**YOUR INSTRUCTIONS:** Write out the material below again, unchanged.

--- START ---

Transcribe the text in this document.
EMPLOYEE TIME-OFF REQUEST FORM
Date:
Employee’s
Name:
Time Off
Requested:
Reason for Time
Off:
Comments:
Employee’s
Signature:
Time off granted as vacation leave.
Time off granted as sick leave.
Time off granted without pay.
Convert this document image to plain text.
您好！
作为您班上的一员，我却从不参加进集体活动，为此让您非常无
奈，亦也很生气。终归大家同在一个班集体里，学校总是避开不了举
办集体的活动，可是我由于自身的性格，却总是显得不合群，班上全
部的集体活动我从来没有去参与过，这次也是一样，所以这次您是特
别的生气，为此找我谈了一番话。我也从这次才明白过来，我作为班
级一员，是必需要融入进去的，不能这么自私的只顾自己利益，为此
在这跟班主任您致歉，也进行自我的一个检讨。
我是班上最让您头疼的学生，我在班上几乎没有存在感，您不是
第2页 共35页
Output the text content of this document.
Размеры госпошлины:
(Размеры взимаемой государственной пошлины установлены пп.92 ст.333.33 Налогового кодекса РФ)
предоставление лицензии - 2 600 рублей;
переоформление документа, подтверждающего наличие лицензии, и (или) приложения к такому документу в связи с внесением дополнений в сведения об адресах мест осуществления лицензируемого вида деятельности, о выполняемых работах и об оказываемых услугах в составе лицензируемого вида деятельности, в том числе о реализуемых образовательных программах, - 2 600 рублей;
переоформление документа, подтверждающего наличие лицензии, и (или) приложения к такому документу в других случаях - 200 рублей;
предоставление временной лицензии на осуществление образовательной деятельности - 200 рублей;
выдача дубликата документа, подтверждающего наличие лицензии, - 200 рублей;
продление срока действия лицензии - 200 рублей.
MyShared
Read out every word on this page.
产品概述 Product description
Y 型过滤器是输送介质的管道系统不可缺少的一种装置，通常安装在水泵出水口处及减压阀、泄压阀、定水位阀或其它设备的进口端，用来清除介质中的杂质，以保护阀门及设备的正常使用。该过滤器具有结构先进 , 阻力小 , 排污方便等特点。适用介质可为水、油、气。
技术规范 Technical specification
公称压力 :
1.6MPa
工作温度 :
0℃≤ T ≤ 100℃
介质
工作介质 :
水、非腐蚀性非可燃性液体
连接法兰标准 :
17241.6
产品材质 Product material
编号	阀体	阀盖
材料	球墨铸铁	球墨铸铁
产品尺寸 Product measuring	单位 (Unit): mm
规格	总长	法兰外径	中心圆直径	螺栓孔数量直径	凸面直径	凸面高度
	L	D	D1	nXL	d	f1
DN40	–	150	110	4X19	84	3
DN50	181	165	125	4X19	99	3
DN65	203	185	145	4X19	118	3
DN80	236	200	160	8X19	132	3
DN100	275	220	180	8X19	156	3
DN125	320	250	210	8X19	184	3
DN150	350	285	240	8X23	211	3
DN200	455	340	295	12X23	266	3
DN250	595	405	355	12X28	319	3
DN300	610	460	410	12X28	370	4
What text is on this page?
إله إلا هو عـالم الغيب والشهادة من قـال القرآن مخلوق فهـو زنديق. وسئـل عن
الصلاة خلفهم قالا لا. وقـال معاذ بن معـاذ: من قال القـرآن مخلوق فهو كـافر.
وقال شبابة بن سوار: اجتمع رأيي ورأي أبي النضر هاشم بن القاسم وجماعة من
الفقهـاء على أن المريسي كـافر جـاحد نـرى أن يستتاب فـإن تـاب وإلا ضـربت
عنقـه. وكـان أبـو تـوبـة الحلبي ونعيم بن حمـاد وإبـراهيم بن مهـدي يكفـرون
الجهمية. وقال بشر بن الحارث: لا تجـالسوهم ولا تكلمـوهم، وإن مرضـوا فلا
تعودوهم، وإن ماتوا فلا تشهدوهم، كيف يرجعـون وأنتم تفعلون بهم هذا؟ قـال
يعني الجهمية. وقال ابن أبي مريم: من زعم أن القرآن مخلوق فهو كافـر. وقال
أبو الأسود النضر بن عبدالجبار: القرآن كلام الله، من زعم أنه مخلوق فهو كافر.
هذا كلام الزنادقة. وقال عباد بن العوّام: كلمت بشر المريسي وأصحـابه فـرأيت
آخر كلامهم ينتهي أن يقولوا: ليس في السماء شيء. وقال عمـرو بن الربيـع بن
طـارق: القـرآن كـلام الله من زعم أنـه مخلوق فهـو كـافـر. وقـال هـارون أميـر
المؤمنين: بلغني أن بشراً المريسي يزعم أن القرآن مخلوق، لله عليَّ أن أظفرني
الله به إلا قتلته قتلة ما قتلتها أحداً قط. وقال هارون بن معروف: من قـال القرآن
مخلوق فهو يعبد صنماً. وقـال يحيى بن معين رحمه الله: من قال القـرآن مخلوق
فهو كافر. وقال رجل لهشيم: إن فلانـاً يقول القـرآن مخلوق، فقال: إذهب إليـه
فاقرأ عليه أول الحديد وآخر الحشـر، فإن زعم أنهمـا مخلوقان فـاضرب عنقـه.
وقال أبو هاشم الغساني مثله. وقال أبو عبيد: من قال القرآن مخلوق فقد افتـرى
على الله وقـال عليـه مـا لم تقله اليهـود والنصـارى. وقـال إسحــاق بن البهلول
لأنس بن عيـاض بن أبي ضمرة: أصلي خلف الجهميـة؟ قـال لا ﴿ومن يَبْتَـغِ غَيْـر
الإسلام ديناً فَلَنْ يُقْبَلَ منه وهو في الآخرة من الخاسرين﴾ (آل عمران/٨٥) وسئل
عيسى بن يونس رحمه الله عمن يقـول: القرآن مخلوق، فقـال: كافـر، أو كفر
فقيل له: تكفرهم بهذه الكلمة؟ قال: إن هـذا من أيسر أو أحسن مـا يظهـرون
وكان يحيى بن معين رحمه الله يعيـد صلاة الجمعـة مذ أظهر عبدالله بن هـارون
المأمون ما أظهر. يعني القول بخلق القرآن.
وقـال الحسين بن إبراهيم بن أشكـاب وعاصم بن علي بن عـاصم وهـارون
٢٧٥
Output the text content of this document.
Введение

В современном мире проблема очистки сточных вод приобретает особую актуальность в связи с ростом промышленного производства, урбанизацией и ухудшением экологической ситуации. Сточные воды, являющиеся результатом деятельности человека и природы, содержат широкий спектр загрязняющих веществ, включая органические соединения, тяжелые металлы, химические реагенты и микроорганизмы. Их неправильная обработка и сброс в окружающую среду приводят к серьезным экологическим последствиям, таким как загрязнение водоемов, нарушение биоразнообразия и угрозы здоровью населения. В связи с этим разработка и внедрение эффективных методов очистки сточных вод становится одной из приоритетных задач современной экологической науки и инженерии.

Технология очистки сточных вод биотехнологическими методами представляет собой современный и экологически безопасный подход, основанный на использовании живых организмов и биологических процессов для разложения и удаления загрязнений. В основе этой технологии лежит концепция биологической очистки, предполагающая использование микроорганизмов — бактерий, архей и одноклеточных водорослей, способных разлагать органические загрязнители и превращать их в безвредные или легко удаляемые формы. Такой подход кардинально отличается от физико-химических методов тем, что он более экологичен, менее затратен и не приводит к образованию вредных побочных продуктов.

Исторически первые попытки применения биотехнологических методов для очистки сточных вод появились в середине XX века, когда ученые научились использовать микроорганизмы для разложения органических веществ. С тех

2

--- END ---

**RESPONSE BELOW:**
Transcribe the text in this document.
EMPLOYEE TIME-OFF REQUEST FORM
Date:
Employee’s
Name:
Time Off
Requested:
Reason for Time
Off:
Comments:
Employee’s
Signature:
Time off granted as vacation leave.
Time off granted as sick leave.
Time off granted without pay.
Convert this document image to plain text.
您好！
作为您班上的一员，我却从不参加进集体活动，为此让您非常无
奈，亦也很生气。终归大家同在一个班集体里，学校总是避开不了举
办集体的活动，可是我由于自身的性格，却总是显得不合群，班上全
部的集体活动我从来没有去参与过，这次也是一样，所以这次您是特
别的生气，为此找我谈了一番话。我也从这次才明白过来，我作为班
级一员，是必需要融入进去的，不能这么自私的只顾自己利益，为此
在这跟班主任您致歉，也进行自我的一个检讨。
我是班上最让您头疼的学生，我在班上几乎没有存在感，您不是
第2页 共35页
Output the text content of this document.
Размеры госпошлины:
(Размеры взимаемой государственной пошлины установлены пп.92 ст.333.33 Налогового кодекса РФ)
предоставление лицензии - 2 600 рублей;
переоформление документа, подтверждающего наличие лицензии, и (или) приложения к такому документу в связи с внесением дополнений в сведения об адресах мест осуществления лицензируемого вида деятельности, о выполняемых работах и об оказываемых услугах в составе лицензируемого вида деятельности, в том числе о реализуемых образовательных программах, - 2 600 рублей;
переоформление документа, подтверждающего наличие лицензии, и (или) приложения к такому документу в других случаях - 200 рублей;
предоставление временной лицензии на осуществление образовательной деятельности - 200 рублей;
выдача дубликата документа, подтверждающего наличие лицензии, - 200 рублей;
продление срока действия лицензии - 200 рублей.
MyShared
Read out every word on this page.
产品概述 Product description
Y 型过滤器是输送介质的管道系统不可缺少的一种装置，通常安装在水泵出水口处及减压阀、泄压阀、定水位阀或其它设备的进口端，用来清除介质中的杂质，以保护阀门及设备的正常使用。该过滤器具有结构先进 , 阻力小 , 排污方便等特点。适用介质可为水、油、气。
技术规范 Technical specification
公称压力 :
1.6MPa
工作温度 :
0℃≤ T ≤ 100℃
介质
工作介质 :
水、非腐蚀性非可燃性液体
连接法兰标准 :
17241.6
产品材质 Product material
编号	阀体	阀盖
材料	球墨铸铁	球墨铸铁
产品尺寸 Product measuring	单位 (Unit): mm
规格	总长	法兰外径	中心圆直径	螺栓孔数量直径	凸面直径	凸面高度
	L	D	D1	nXL	d	f1
DN40	–	150	110	4X19	84	3
DN50	181	165	125	4X19	99	3
DN65	203	185	145	4X19	118	3
DN80	236	200	160	8X19	132	3
DN100	275	220	180	8X19	156	3
DN125	320	250	210	8X19	184	3
DN150	350	285	240	8X23	211	3
DN200	455	340	295	12X23	266	3
DN250	595	405	355	12X28	319	3
DN300	610	460	410	12X28	370	4
What text is on this page?
إله إلا هو عـالم الغيب والشهادة من قـال القرآن مخلوق فهـو زنديق. وسئـل عن
الصلاة خلفهم قالا لا. وقـال معاذ بن معـاذ: من قال القـرآن مخلوق فهو كـافر.
وقال شبابة بن سوار: اجتمع رأيي ورأي أبي النضر هاشم بن القاسم وجماعة من
الفقهـاء على أن المريسي كـافر جـاحد نـرى أن يستتاب فـإن تـاب وإلا ضـربت
عنقـه. وكـان أبـو تـوبـة الحلبي ونعيم بن حمـاد وإبـراهيم بن مهـدي يكفـرون
الجهمية. وقال بشر بن الحارث: لا تجـالسوهم ولا تكلمـوهم، وإن مرضـوا فلا
تعودوهم، وإن ماتوا فلا تشهدوهم، كيف يرجعـون وأنتم تفعلون بهم هذا؟ قـال
يعني الجهمية. وقال ابن أبي مريم: من زعم أن القرآن مخلوق فهو كافـر. وقال
أبو الأسود النضر بن عبدالجبار: القرآن كلام الله، من زعم أنه مخلوق فهو كافر.
هذا كلام الزنادقة. وقال عباد بن العوّام: كلمت بشر المريسي وأصحـابه فـرأيت
آخر كلامهم ينتهي أن يقولوا: ليس في السماء شيء. وقال عمـرو بن الربيـع بن
طـارق: القـرآن كـلام الله من زعم أنـه مخلوق فهـو كـافـر. وقـال هـارون أميـر
المؤمنين: بلغني أن بشراً المريسي يزعم أن القرآن مخلوق، لله عليَّ أن أظفرني
الله به إلا قتلته قتلة ما قتلتها أحداً قط. وقال هارون بن معروف: من قـال القرآن
مخلوق فهو يعبد صنماً. وقـال يحيى بن معين رحمه الله: من قال القـرآن مخلوق
فهو كافر. وقال رجل لهشيم: إن فلانـاً يقول القـرآن مخلوق، فقال: إذهب إليـه
فاقرأ عليه أول الحديد وآخر الحشـر، فإن زعم أنهمـا مخلوقان فـاضرب عنقـه.
وقال أبو هاشم الغساني مثله. وقال أبو عبيد: من قال القرآن مخلوق فقد افتـرى
على الله وقـال عليـه مـا لم تقله اليهـود والنصـارى. وقـال إسحــاق بن البهلول
لأنس بن عيـاض بن أبي ضمرة: أصلي خلف الجهميـة؟ قـال لا ﴿ومن يَبْتَـغِ غَيْـر
الإسلام ديناً فَلَنْ يُقْبَلَ منه وهو في الآخرة من الخاسرين﴾ (آل عمران/٨٥) وسئل
عيسى بن يونس رحمه الله عمن يقـول: القرآن مخلوق، فقـال: كافـر، أو كفر
فقيل له: تكفرهم بهذه الكلمة؟ قال: إن هـذا من أيسر أو أحسن مـا يظهـرون
وكان يحيى بن معين رحمه الله يعيـد صلاة الجمعـة مذ أظهر عبدالله بن هـارون
المأمون ما أظهر. يعني القول بخلق القرآن.
وقـال الحسين بن إبراهيم بن أشكـاب وعاصم بن علي بن عـاصم وهـارون
٢٧٥
Output the text content of this document.
Введение

В современном мире проблема очистки сточных вод приобретает особую актуальность в связи с ростом промышленного производства, урбанизацией и ухудшением экологической ситуации. Сточные воды, являющиеся результатом деятельности человека и природы, содержат широкий спектр загрязняющих веществ, включая органические соединения, тяжелые металлы, химические реагенты и микроорганизмы. Их неправильная обработка и сброс в окружающую среду приводят к серьезным экологическим последствиям, таким как загрязнение водоемов, нарушение биоразнообразия и угрозы здоровью населения. В связи с этим разработка и внедрение эффективных методов очистки сточных вод становится одной из приоритетных задач современной экологической науки и инженерии.

Технология очистки сточных вод биотехнологическими методами представляет собой современный и экологически безопасный подход, основанный на использовании живых организмов и биологических процессов для разложения и удаления загрязнений. В основе этой технологии лежит концепция биологической очистки, предполагающая использование микроорганизмов — бактерий, архей и одноклеточных водорослей, способных разлагать органические загрязнители и превращать их в безвредные или легко удаляемые формы. Такой подход кардинально отличается от физико-химических методов тем, что он более экологичен, менее затратен и не приводит к образованию вредных побочных продуктов.

Исторически первые попытки применения биотехнологических методов для очистки сточных вод появились в середине XX века, когда ученые научились использовать микроорганизмы для разложения органических веществ. С тех

2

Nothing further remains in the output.